*** Data to process

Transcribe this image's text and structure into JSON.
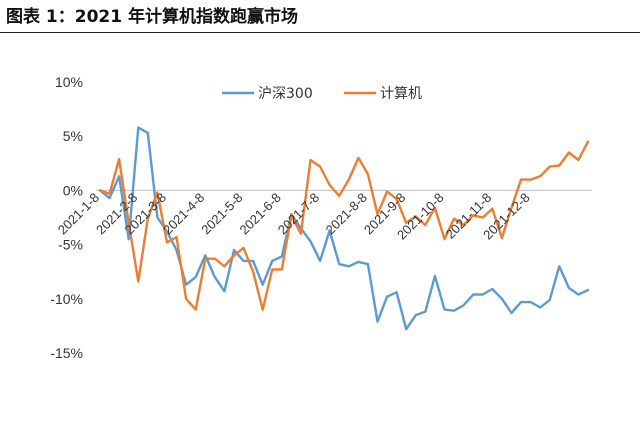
{
  "title": "图表 1：2021 年计算机指数跑赢市场",
  "colors": {
    "csi300": "#5B9BD5",
    "computer": "#ED7D31"
  },
  "chart_data": {
    "type": "line",
    "ylim": [
      -15,
      10
    ],
    "yticks": [
      10,
      5,
      0,
      -5,
      -10,
      -15
    ],
    "ytick_labels": [
      "10%",
      "5%",
      "0%",
      "-5%",
      "-10%",
      "-15%"
    ],
    "xticks": [
      {
        "label": "2021-1-8",
        "index": 0
      },
      {
        "label": "2021-2-8",
        "index": 4
      },
      {
        "label": "2021-3-8",
        "index": 7
      },
      {
        "label": "2021-4-8",
        "index": 11
      },
      {
        "label": "2021-5-8",
        "index": 15
      },
      {
        "label": "2021-6-8",
        "index": 19
      },
      {
        "label": "2021-7-8",
        "index": 23
      },
      {
        "label": "2021-8-8",
        "index": 28
      },
      {
        "label": "2021-9-8",
        "index": 32
      },
      {
        "label": "2021-10-8",
        "index": 36
      },
      {
        "label": "2021-11-8",
        "index": 41
      },
      {
        "label": "2021-12-8",
        "index": 45
      }
    ],
    "legend_position": "top-center",
    "grid": false,
    "series": [
      {
        "name": "沪深300",
        "color_key": "csi300",
        "values": [
          0,
          -0.7,
          1.3,
          -4.5,
          5.8,
          5.3,
          -2.5,
          -3.8,
          -5.5,
          -8.7,
          -8.0,
          -6.0,
          -8.0,
          -9.3,
          -5.5,
          -6.5,
          -6.5,
          -8.7,
          -6.5,
          -6.1,
          -2.2,
          -3.5,
          -4.7,
          -6.5,
          -3.7,
          -6.8,
          -7.0,
          -6.6,
          -6.8,
          -12.1,
          -9.8,
          -9.4,
          -12.8,
          -11.5,
          -11.2,
          -7.9,
          -11.0,
          -11.1,
          -10.6,
          -9.6,
          -9.6,
          -9.1,
          -10.0,
          -11.3,
          -10.3,
          -10.3,
          -10.8,
          -10.1,
          -7.0,
          -9.0,
          -9.6,
          -9.2
        ]
      },
      {
        "name": "计算机",
        "color_key": "computer",
        "values": [
          0,
          -0.3,
          2.9,
          -3.0,
          -8.4,
          -2.6,
          -0.2,
          -4.8,
          -4.3,
          -10.0,
          -11.0,
          -6.3,
          -6.3,
          -7.0,
          -6.0,
          -5.3,
          -7.5,
          -11.0,
          -7.3,
          -7.3,
          -2.3,
          -4.0,
          2.8,
          2.2,
          0.5,
          -0.5,
          1.0,
          3.0,
          1.5,
          -2.2,
          -0.1,
          -0.8,
          -3.0,
          -2.4,
          -3.2,
          -1.6,
          -4.5,
          -2.6,
          -3.2,
          -2.3,
          -2.5,
          -1.7,
          -4.4,
          -1.6,
          1.0,
          1.0,
          1.3,
          2.2,
          2.3,
          3.5,
          2.8,
          4.5
        ]
      }
    ]
  }
}
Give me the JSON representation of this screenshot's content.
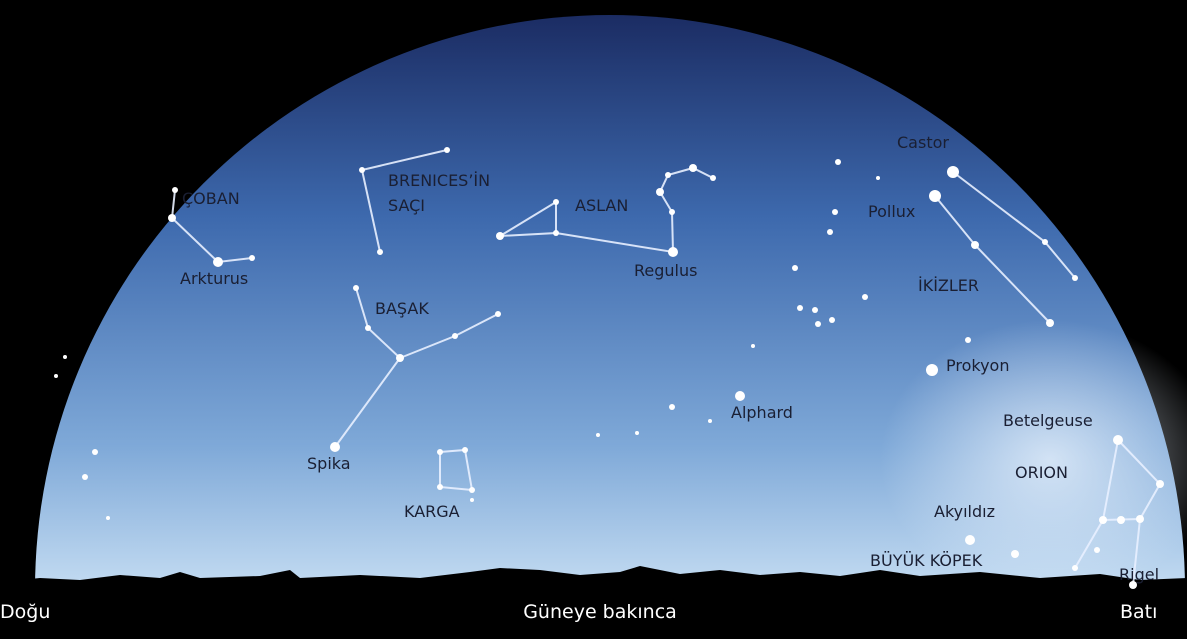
{
  "labels": {
    "coban": "ÇOBAN",
    "arkturus": "Arkturus",
    "berenice_1": "BRENICES’İN",
    "berenice_2": "SAÇI",
    "aslan": "ASLAN",
    "regulus": "Regulus",
    "basak": "BAŞAK",
    "spika": "Spika",
    "karga": "KARGA",
    "castor": "Castor",
    "pollux": "Pollux",
    "ikizler": "İKİZLER",
    "prokyon": "Prokyon",
    "alphard": "Alphard",
    "betelgeuse": "Betelgeuse",
    "orion": "ORION",
    "akyildiz": "Akyıldız",
    "buyuk_kopek": "BÜYÜK KÖPEK",
    "rigel": "Rigel"
  },
  "directions": {
    "east": "Doğu",
    "south": "Güneye bakınca",
    "west": "Batı"
  }
}
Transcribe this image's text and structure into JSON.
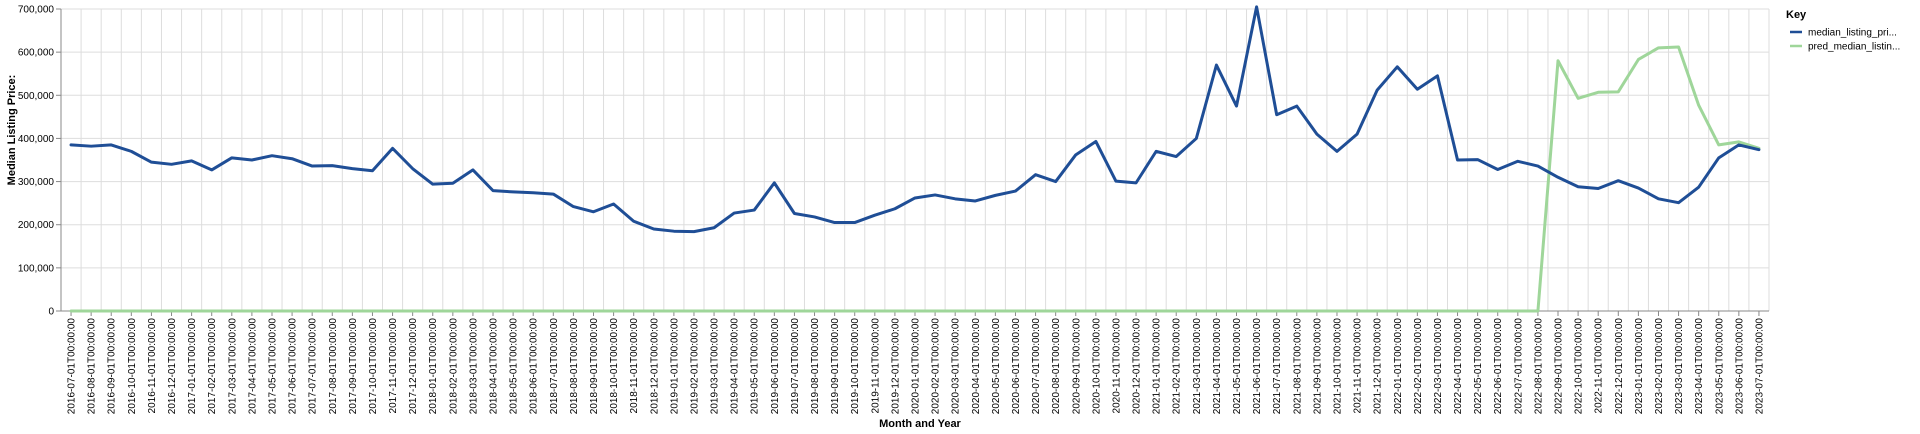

******

* **Given exercise**
Reproduce the entries above word for word. Pictures stay out.

* **Complete output**
Transcribe this image's text and structure into JSON.
{
  "title": "图表 1：2021 年计算机指数跑赢市场",
  "colors": {
    "csi300": "#5B9BD5",
    "computer": "#ED7D31"
  },
  "chart_data": {
    "type": "line",
    "ylim": [
      -15,
      10
    ],
    "yticks": [
      10,
      5,
      0,
      -5,
      -10,
      -15
    ],
    "ytick_labels": [
      "10%",
      "5%",
      "0%",
      "-5%",
      "-10%",
      "-15%"
    ],
    "xticks": [
      {
        "label": "2021-1-8",
        "index": 0
      },
      {
        "label": "2021-2-8",
        "index": 4
      },
      {
        "label": "2021-3-8",
        "index": 7
      },
      {
        "label": "2021-4-8",
        "index": 11
      },
      {
        "label": "2021-5-8",
        "index": 15
      },
      {
        "label": "2021-6-8",
        "index": 19
      },
      {
        "label": "2021-7-8",
        "index": 23
      },
      {
        "label": "2021-8-8",
        "index": 28
      },
      {
        "label": "2021-9-8",
        "index": 32
      },
      {
        "label": "2021-10-8",
        "index": 36
      },
      {
        "label": "2021-11-8",
        "index": 41
      },
      {
        "label": "2021-12-8",
        "index": 45
      }
    ],
    "legend_position": "top-center",
    "grid": false,
    "series": [
      {
        "name": "沪深300",
        "color_key": "csi300",
        "values": [
          0,
          -0.7,
          1.3,
          -4.5,
          5.8,
          5.3,
          -2.5,
          -3.8,
          -5.5,
          -8.7,
          -8.0,
          -6.0,
          -8.0,
          -9.3,
          -5.5,
          -6.5,
          -6.5,
          -8.7,
          -6.5,
          -6.1,
          -2.2,
          -3.5,
          -4.7,
          -6.5,
          -3.7,
          -6.8,
          -7.0,
          -6.6,
          -6.8,
          -12.1,
          -9.8,
          -9.4,
          -12.8,
          -11.5,
          -11.2,
          -7.9,
          -11.0,
          -11.1,
          -10.6,
          -9.6,
          -9.6,
          -9.1,
          -10.0,
          -11.3,
          -10.3,
          -10.3,
          -10.8,
          -10.1,
          -7.0,
          -9.0,
          -9.6,
          -9.2
        ]
      },
      {
        "name": "计算机",
        "color_key": "computer",
        "values": [
          0,
          -0.3,
          2.9,
          -3.0,
          -8.4,
          -2.6,
          -0.2,
          -4.8,
          -4.3,
          -10.0,
          -11.0,
          -6.3,
          -6.3,
          -7.0,
          -6.0,
          -5.3,
          -7.5,
          -11.0,
          -7.3,
          -7.3,
          -2.3,
          -4.0,
          2.8,
          2.2,
          0.5,
          -0.5,
          1.0,
          3.0,
          1.5,
          -2.2,
          -0.1,
          -0.8,
          -3.0,
          -2.4,
          -3.2,
          -1.6,
          -4.5,
          -2.6,
          -3.2,
          -2.3,
          -2.5,
          -1.7,
          -4.4,
          -1.6,
          1.0,
          1.0,
          1.3,
          2.2,
          2.3,
          3.5,
          2.8,
          4.5
        ]
      }
    ]
  }
}
Give me the JSON representation of this screenshot's content.
{
  "labels": {
    "coban": "ÇOBAN",
    "arkturus": "Arkturus",
    "berenice_1": "BRENICES’İN",
    "berenice_2": "SAÇI",
    "aslan": "ASLAN",
    "regulus": "Regulus",
    "basak": "BAŞAK",
    "spika": "Spika",
    "karga": "KARGA",
    "castor": "Castor",
    "pollux": "Pollux",
    "ikizler": "İKİZLER",
    "prokyon": "Prokyon",
    "alphard": "Alphard",
    "betelgeuse": "Betelgeuse",
    "orion": "ORION",
    "akyildiz": "Akyıldız",
    "buyuk_kopek": "BÜYÜK KÖPEK",
    "rigel": "Rigel"
  },
  "directions": {
    "east": "Doğu",
    "south": "Güneye bakınca",
    "west": "Batı"
  }
}
Transcribe this image's text and structure into JSON.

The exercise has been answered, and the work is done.